▶ **INSTRUCTIONS TO FOLLOW**
An exact transcription of the entries is required, with none of the pictures carried over.
::: DATA IN THIS EXERCISE
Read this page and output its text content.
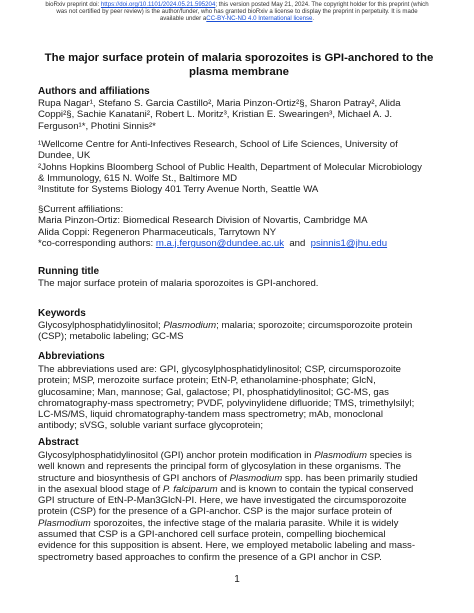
bioRxiv preprint doi: https://doi.org/10.1101/2024.05.21.595204; this version posted May 21, 2024. The copyright holder for this preprint (which
was not certified by peer review) is the author/funder, who has granted bioRxiv a license to display the preprint in perpetuity. It is made
available under aCC-BY-NC-ND 4.0 International license.
The major surface protein of malaria sporozoites is GPI-anchored to the
plasma membrane
Authors and affiliations
Rupa Nagar¹, Stefano S. Garcia Castillo², Maria Pinzon-Ortiz²§, Sharon Patray², Alida
Coppi²§, Sachie Kanatani², Robert L. Moritz³, Kristian E. Swearingen³, Michael A. J.
Ferguson¹*, Photini Sinnis²*
¹Wellcome Centre for Anti-Infectives Research, School of Life Sciences, University of
Dundee, UK
²Johns Hopkins Bloomberg School of Public Health, Department of Molecular Microbiology
& Immunology, 615 N. Wolfe St., Baltimore MD
³Institute for Systems Biology 401 Terry Avenue North, Seattle WA
§Current affiliations:
Maria Pinzon-Ortiz: Biomedical Research Division of Novartis, Cambridge MA
Alida Coppi: Regeneron Pharmaceuticals, Tarrytown NY
*co-corresponding authors: m.a.j.ferguson@dundee.ac.uk  and  psinnis1@jhu.edu
Running title
The major surface protein of malaria sporozoites is GPI-anchored.
Keywords
Glycosylphosphatidylinositol; Plasmodium; malaria; sporozoite; circumsporozoite protein
(CSP); metabolic labeling; GC-MS
Abbreviations
The abbreviations used are: GPI, glycosylphosphatidylinositol; CSP, circumsporozoite
protein; MSP, merozoite surface protein; EtN-P, ethanolamine-phosphate; GlcN,
glucosamine; Man, mannose; Gal, galactose; PI, phosphatidylinositol; GC-MS, gas
chromatography-mass spectrometry; PVDF, polyvinylidene difluoride; TMS, trimethylsilyl;
LC-MS/MS, liquid chromatography-tandem mass spectrometry; mAb, monoclonal
antibody; sVSG, soluble variant surface glycoprotein;
Abstract
Glycosylphosphatidylinositol (GPI) anchor protein modification in Plasmodium species is
well known and represents the principal form of glycosylation in these organisms. The
structure and biosynthesis of GPI anchors of Plasmodium spp. has been primarily studied
in the asexual blood stage of P. falciparum and is known to contain the typical conserved
GPI structure of EtN-P-Man3GlcN-PI. Here, we have investigated the circumsporozoite
protein (CSP) for the presence of a GPI-anchor. CSP is the major surface protein of
Plasmodium sporozoites, the infective stage of the malaria parasite. While it is widely
assumed that CSP is a GPI-anchored cell surface protein, compelling biochemical
evidence for this supposition is absent. Here, we employed metabolic labeling and mass-
spectrometry based approaches to confirm the presence of a GPI anchor in CSP.
1
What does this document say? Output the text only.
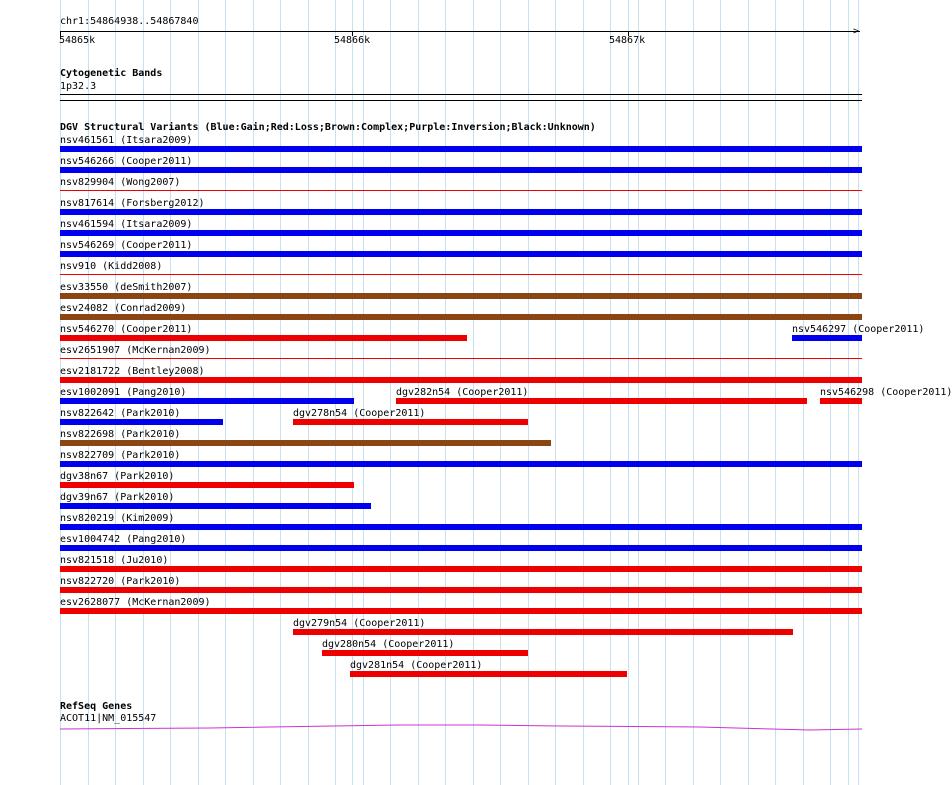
chr1:54864938..54867840
>
54865k	54866k	54867k
Cytogenetic Bands
1p32.3
DGV Structural Variants (Blue:Gain;Red:Loss;Brown:Complex;Purple:Inversion;Black:Unknown)
nsv461561 (Itsara2009)
nsv546266 (Cooper2011)
nsv829904 (Wong2007)
nsv817614 (Forsberg2012)
nsv461594 (Itsara2009)
nsv546269 (Cooper2011)
nsv910 (Kidd2008)
esv33550 (deSmith2007)
esv24082 (Conrad2009)
nsv546270 (Cooper2011)	nsv546297 (Cooper2011)
esv2651907 (McKernan2009)
esv2181722 (Bentley2008)
esv1002091 (Pang2010)	dgv282n54 (Cooper2011)	nsv546298 (Cooper2011)
nsv822642 (Park2010)	dgv278n54 (Cooper2011)
nsv822698 (Park2010)
nsv822709 (Park2010)
dgv38n67 (Park2010)
dgv39n67 (Park2010)
nsv820219 (Kim2009)
esv1004742 (Pang2010)
nsv821518 (Ju2010)
nsv822720 (Park2010)
esv2628077 (McKernan2009)
dgv279n54 (Cooper2011)
dgv280n54 (Cooper2011)
dgv281n54 (Cooper2011)
RefSeq Genes
ACOT11|NM_015547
::::::
▶ **ANSWER AREA**
Read this page and output its text content.
bioRxiv preprint doi: https://doi.org/10.1101/2024.05.21.595204; this version posted May 21, 2024. The copyright holder for this preprint (which
was not certified by peer review) is the author/funder, who has granted bioRxiv a license to display the preprint in perpetuity. It is made
available under aCC-BY-NC-ND 4.0 International license.
The major surface protein of malaria sporozoites is GPI-anchored to the
plasma membrane
Authors and affiliations
Rupa Nagar¹, Stefano S. Garcia Castillo², Maria Pinzon-Ortiz²§, Sharon Patray², Alida
Coppi²§, Sachie Kanatani², Robert L. Moritz³, Kristian E. Swearingen³, Michael A. J.
Ferguson¹*, Photini Sinnis²*
¹Wellcome Centre for Anti-Infectives Research, School of Life Sciences, University of
Dundee, UK
²Johns Hopkins Bloomberg School of Public Health, Department of Molecular Microbiology
& Immunology, 615 N. Wolfe St., Baltimore MD
³Institute for Systems Biology 401 Terry Avenue North, Seattle WA
§Current affiliations:
Maria Pinzon-Ortiz: Biomedical Research Division of Novartis, Cambridge MA
Alida Coppi: Regeneron Pharmaceuticals, Tarrytown NY
*co-corresponding authors: m.a.j.ferguson@dundee.ac.uk  and  psinnis1@jhu.edu
Running title
The major surface protein of malaria sporozoites is GPI-anchored.
Keywords
Glycosylphosphatidylinositol; Plasmodium; malaria; sporozoite; circumsporozoite protein
(CSP); metabolic labeling; GC-MS
Abbreviations
The abbreviations used are: GPI, glycosylphosphatidylinositol; CSP, circumsporozoite
protein; MSP, merozoite surface protein; EtN-P, ethanolamine-phosphate; GlcN,
glucosamine; Man, mannose; Gal, galactose; PI, phosphatidylinositol; GC-MS, gas
chromatography-mass spectrometry; PVDF, polyvinylidene difluoride; TMS, trimethylsilyl;
LC-MS/MS, liquid chromatography-tandem mass spectrometry; mAb, monoclonal
antibody; sVSG, soluble variant surface glycoprotein;
Abstract
Glycosylphosphatidylinositol (GPI) anchor protein modification in Plasmodium species is
well known and represents the principal form of glycosylation in these organisms. The
structure and biosynthesis of GPI anchors of Plasmodium spp. has been primarily studied
in the asexual blood stage of P. falciparum and is known to contain the typical conserved
GPI structure of EtN-P-Man3GlcN-PI. Here, we have investigated the circumsporozoite
protein (CSP) for the presence of a GPI-anchor. CSP is the major surface protein of
Plasmodium sporozoites, the infective stage of the malaria parasite. While it is widely
assumed that CSP is a GPI-anchored cell surface protein, compelling biochemical
evidence for this supposition is absent. Here, we employed metabolic labeling and mass-
spectrometry based approaches to confirm the presence of a GPI anchor in CSP.
1
What does this document say? Output the text only.
chr1:54864938..54867840
>
54865k	54866k	54867k
Cytogenetic Bands
1p32.3
DGV Structural Variants (Blue:Gain;Red:Loss;Brown:Complex;Purple:Inversion;Black:Unknown)
nsv461561 (Itsara2009)
nsv546266 (Cooper2011)
nsv829904 (Wong2007)
nsv817614 (Forsberg2012)
nsv461594 (Itsara2009)
nsv546269 (Cooper2011)
nsv910 (Kidd2008)
esv33550 (deSmith2007)
esv24082 (Conrad2009)
nsv546270 (Cooper2011)	nsv546297 (Cooper2011)
esv2651907 (McKernan2009)
esv2181722 (Bentley2008)
esv1002091 (Pang2010)	dgv282n54 (Cooper2011)	nsv546298 (Cooper2011)
nsv822642 (Park2010)	dgv278n54 (Cooper2011)
nsv822698 (Park2010)
nsv822709 (Park2010)
dgv38n67 (Park2010)
dgv39n67 (Park2010)
nsv820219 (Kim2009)
esv1004742 (Pang2010)
nsv821518 (Ju2010)
nsv822720 (Park2010)
esv2628077 (McKernan2009)
dgv279n54 (Cooper2011)
dgv280n54 (Cooper2011)
dgv281n54 (Cooper2011)
RefSeq Genes
ACOT11|NM_015547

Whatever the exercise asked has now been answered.